- Recorded data:
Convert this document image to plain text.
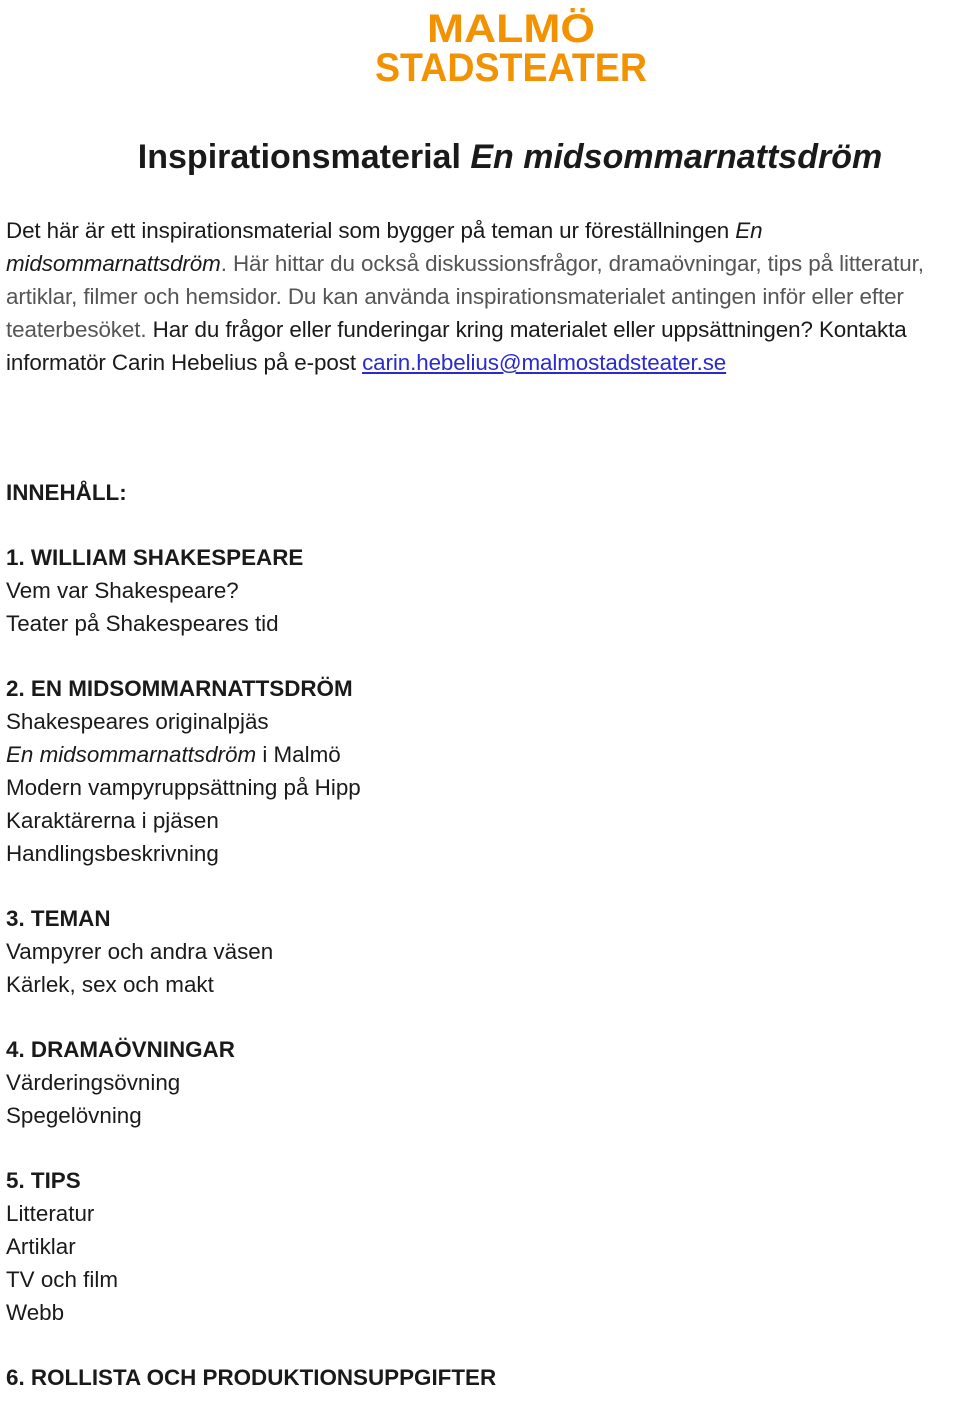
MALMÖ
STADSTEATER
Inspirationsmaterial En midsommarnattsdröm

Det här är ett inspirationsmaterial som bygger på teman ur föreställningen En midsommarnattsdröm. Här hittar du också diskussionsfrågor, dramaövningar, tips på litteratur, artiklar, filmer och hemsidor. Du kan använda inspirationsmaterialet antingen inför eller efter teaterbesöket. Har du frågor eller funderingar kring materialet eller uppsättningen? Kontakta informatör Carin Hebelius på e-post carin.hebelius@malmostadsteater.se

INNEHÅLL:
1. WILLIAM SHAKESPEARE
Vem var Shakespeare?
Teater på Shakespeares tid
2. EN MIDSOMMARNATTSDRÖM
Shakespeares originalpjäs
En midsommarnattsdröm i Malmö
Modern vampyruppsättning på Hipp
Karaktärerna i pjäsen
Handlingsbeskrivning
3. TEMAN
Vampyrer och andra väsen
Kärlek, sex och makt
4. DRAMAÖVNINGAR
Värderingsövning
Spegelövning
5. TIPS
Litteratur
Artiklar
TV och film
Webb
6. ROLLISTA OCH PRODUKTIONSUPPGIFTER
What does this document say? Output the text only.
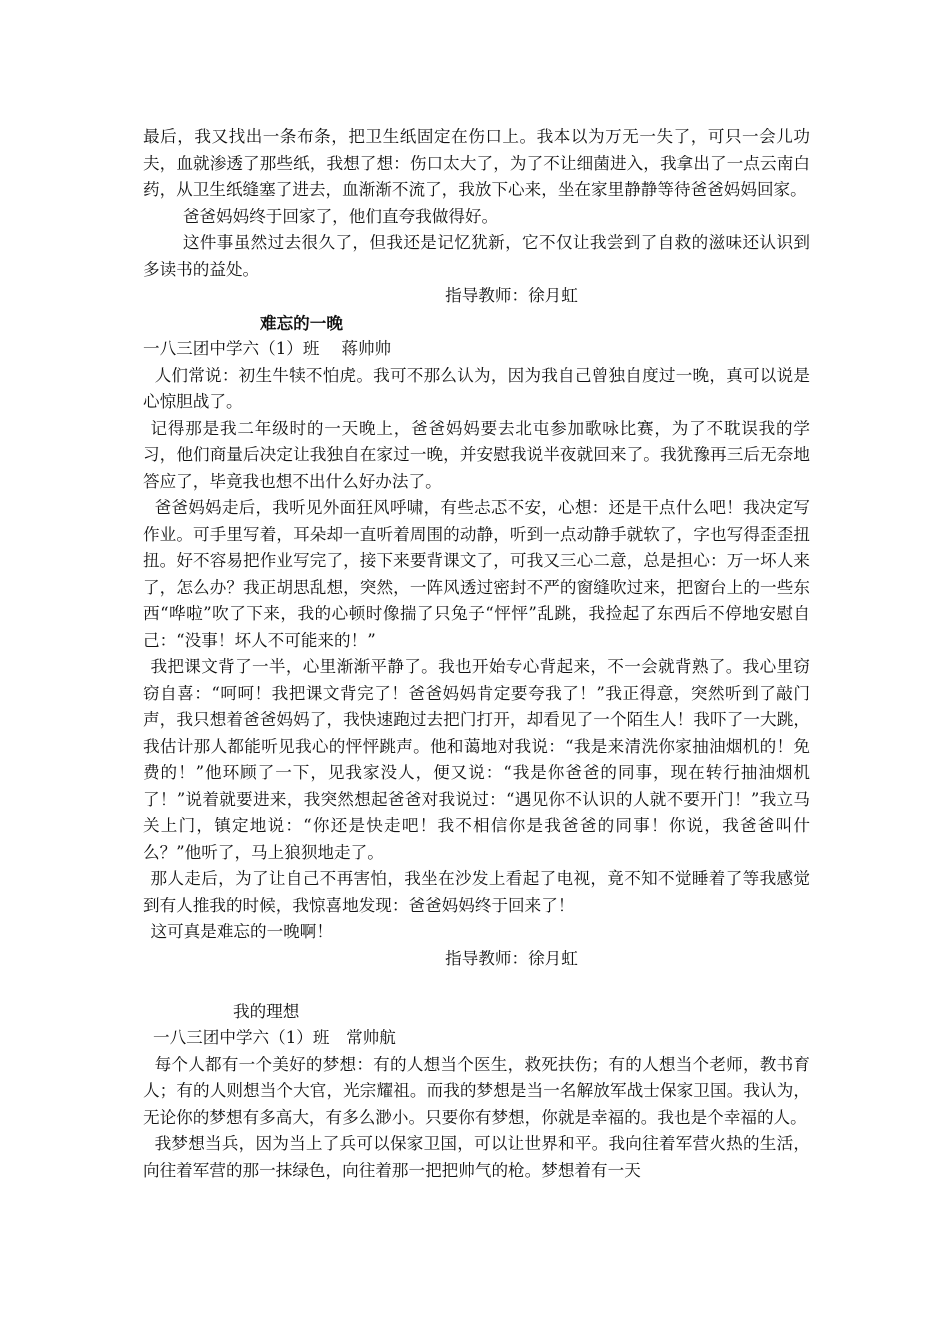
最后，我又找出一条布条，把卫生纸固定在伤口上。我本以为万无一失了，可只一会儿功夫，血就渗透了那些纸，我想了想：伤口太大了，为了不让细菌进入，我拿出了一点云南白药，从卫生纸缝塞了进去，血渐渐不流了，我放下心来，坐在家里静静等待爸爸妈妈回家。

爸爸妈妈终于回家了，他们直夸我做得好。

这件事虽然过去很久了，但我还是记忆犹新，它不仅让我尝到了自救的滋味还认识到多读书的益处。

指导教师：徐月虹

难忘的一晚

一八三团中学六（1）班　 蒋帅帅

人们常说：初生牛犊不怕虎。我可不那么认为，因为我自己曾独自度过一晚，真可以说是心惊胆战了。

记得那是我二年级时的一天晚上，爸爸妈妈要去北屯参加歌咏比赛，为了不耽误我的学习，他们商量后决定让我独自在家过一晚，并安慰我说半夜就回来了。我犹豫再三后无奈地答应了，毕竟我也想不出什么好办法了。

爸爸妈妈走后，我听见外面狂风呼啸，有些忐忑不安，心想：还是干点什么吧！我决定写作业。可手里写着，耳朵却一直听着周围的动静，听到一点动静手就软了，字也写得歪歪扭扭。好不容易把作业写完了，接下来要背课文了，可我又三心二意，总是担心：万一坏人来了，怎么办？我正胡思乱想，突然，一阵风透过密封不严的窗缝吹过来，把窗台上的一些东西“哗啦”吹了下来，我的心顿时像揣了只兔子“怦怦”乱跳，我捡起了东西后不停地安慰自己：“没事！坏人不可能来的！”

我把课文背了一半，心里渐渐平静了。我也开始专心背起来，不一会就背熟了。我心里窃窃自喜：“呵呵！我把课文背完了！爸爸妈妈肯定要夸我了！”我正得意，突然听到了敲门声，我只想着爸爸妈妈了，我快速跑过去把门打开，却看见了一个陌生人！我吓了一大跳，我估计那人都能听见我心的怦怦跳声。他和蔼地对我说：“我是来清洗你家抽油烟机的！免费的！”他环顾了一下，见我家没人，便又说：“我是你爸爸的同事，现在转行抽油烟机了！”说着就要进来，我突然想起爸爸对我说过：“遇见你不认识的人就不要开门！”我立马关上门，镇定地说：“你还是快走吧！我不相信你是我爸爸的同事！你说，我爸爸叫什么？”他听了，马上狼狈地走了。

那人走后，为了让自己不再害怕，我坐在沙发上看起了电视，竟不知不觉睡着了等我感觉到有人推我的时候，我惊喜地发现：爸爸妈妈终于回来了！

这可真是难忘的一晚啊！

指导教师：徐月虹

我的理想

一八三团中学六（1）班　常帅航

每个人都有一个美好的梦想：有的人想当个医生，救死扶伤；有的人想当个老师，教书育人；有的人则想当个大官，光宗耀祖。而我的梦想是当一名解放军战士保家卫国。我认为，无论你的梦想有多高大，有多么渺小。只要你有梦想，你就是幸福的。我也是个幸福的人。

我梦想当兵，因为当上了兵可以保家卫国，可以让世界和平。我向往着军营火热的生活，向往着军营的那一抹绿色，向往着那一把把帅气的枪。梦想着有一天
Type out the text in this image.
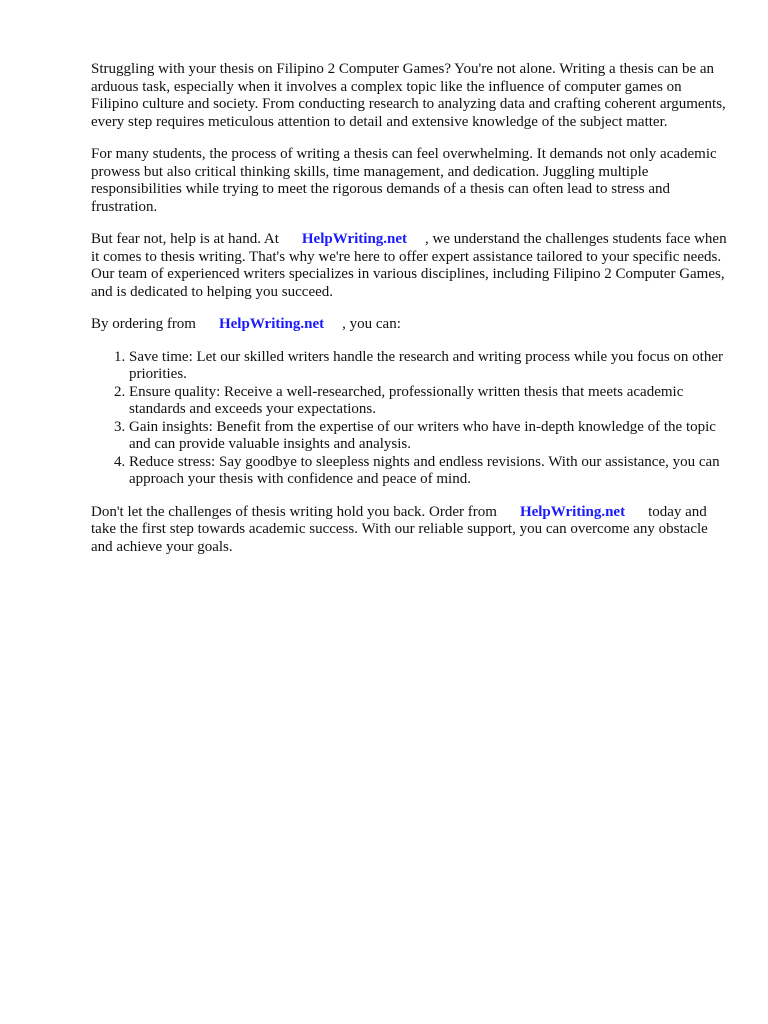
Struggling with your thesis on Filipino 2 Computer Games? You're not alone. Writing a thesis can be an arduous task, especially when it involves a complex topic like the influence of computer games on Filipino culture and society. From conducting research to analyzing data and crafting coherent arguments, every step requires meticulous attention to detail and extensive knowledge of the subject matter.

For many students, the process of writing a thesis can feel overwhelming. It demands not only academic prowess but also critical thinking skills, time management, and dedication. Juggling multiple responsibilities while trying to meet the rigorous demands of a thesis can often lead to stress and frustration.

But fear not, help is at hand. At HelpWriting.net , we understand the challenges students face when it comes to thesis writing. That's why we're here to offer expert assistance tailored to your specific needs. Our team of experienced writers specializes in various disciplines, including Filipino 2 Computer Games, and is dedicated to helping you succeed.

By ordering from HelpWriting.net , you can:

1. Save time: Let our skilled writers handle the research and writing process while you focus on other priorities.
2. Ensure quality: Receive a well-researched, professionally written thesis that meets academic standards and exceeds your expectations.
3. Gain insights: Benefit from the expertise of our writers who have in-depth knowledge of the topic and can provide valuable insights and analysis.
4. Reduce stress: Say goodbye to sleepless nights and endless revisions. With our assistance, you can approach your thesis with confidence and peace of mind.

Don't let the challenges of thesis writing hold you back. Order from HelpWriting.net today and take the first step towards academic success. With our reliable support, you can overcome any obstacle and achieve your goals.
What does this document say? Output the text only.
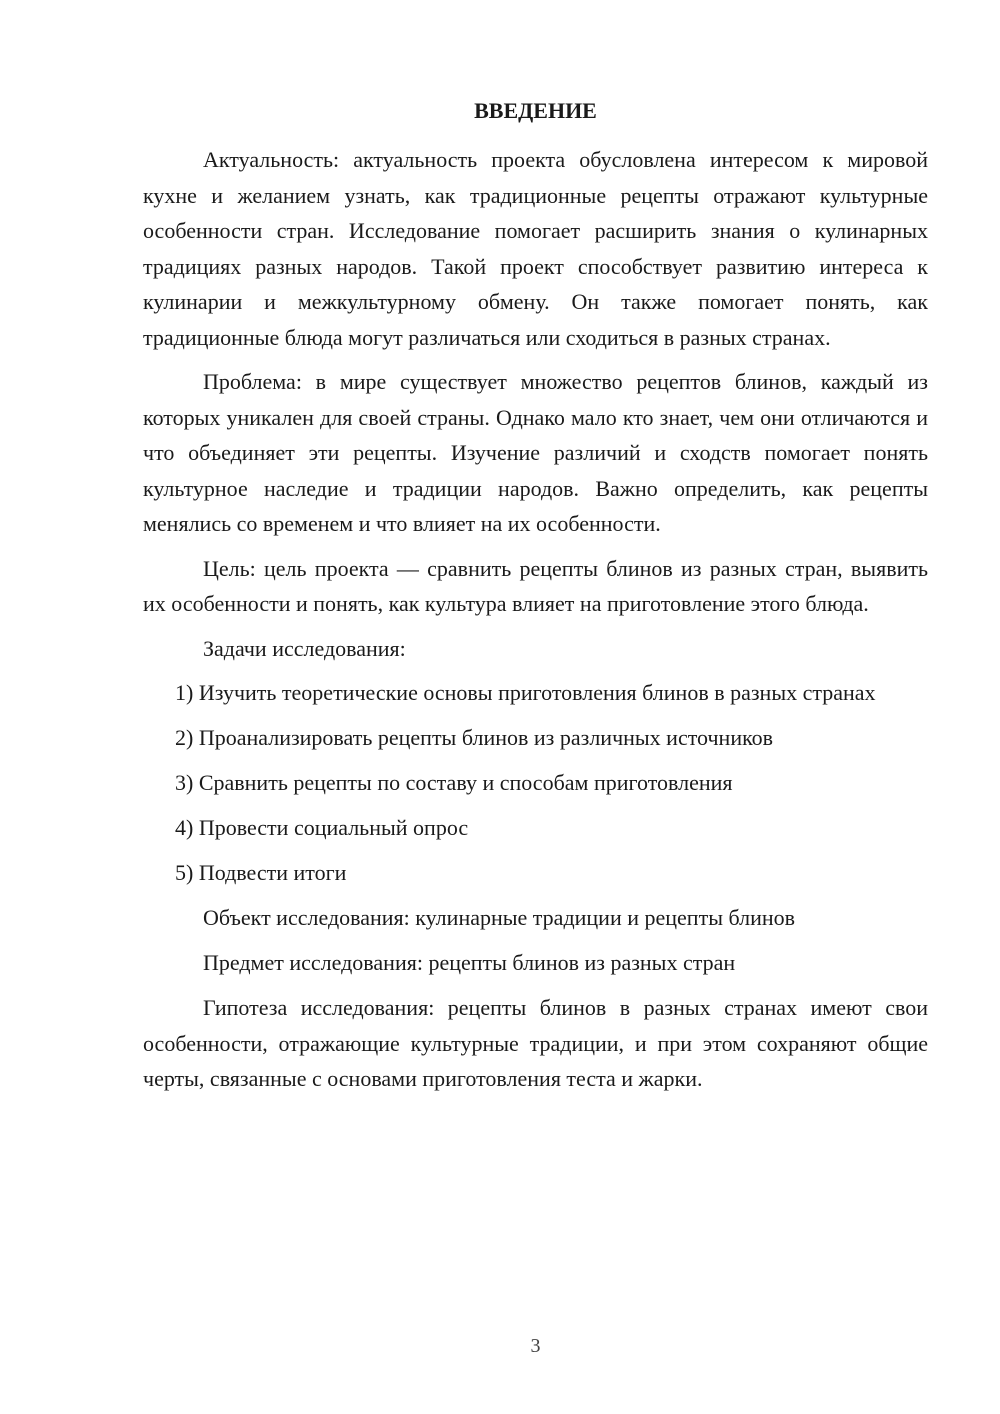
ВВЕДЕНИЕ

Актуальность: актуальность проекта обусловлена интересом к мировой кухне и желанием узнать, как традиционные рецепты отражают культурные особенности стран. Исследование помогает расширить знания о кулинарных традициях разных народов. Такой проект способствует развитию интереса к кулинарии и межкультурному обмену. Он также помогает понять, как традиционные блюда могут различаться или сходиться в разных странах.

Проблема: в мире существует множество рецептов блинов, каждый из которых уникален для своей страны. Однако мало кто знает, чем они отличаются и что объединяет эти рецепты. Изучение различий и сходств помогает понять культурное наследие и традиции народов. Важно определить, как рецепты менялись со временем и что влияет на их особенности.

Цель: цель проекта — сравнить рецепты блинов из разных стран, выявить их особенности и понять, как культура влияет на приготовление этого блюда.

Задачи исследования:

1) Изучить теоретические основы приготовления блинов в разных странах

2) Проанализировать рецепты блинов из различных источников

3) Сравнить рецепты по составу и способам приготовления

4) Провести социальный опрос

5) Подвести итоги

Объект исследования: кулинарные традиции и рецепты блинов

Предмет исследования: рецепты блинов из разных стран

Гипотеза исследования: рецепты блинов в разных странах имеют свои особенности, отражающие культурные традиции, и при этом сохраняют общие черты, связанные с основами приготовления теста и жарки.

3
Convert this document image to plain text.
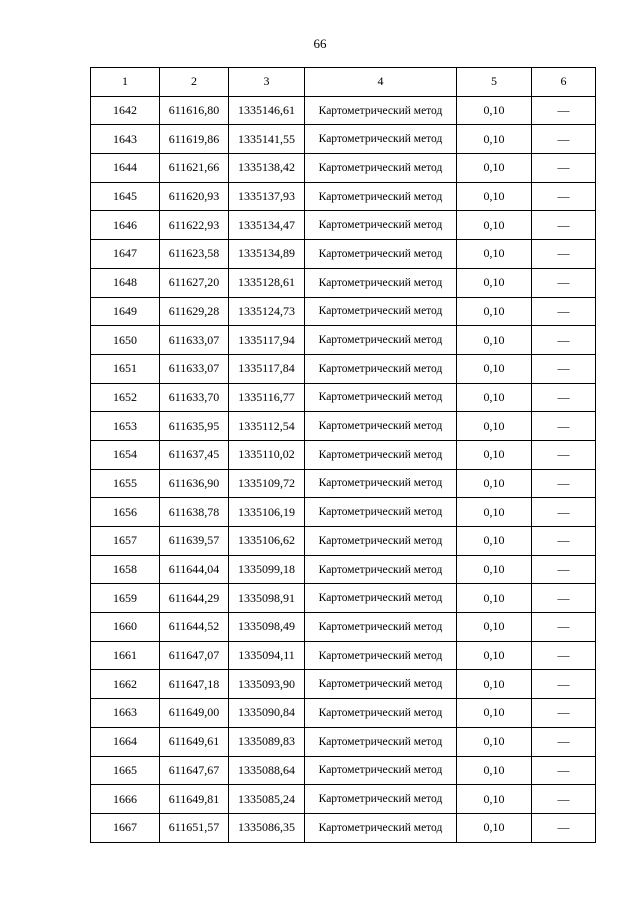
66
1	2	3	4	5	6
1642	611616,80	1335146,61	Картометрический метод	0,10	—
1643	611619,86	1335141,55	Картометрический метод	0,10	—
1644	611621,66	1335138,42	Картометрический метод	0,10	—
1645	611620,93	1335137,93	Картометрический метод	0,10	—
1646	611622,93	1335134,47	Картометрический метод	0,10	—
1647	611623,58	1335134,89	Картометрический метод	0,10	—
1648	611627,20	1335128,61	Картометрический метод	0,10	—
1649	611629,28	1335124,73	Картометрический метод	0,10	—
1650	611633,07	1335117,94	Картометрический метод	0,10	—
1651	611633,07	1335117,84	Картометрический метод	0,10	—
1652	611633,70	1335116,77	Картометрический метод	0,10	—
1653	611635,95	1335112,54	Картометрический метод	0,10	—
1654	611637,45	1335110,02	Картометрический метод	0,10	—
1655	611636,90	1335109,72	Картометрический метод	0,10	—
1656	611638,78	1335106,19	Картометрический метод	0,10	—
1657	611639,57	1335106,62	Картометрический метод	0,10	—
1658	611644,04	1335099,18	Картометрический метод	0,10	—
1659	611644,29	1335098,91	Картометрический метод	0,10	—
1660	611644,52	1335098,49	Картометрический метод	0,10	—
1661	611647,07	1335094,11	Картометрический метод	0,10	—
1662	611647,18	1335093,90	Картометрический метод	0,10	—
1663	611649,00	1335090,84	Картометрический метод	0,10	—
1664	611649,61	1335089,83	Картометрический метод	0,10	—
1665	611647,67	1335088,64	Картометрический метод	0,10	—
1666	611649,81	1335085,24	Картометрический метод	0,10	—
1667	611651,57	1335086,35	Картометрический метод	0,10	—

- Short exercise:
Copy out every line that includes the word "knowledge".

- Correct result:
Struggling with your thesis on Filipino 2 Computer Games? You're not alone. Writing a thesis can be an arduous task, especially when it involves a complex topic like the influence of computer games on Filipino culture and society. From conducting research to analyzing data and crafting coherent arguments, every step requires meticulous attention to detail and extensive knowledge of the subject matter.
3. Gain insights: Benefit from the expertise of our writers who have in-depth knowledge of the topic and can provide valuable insights and analysis.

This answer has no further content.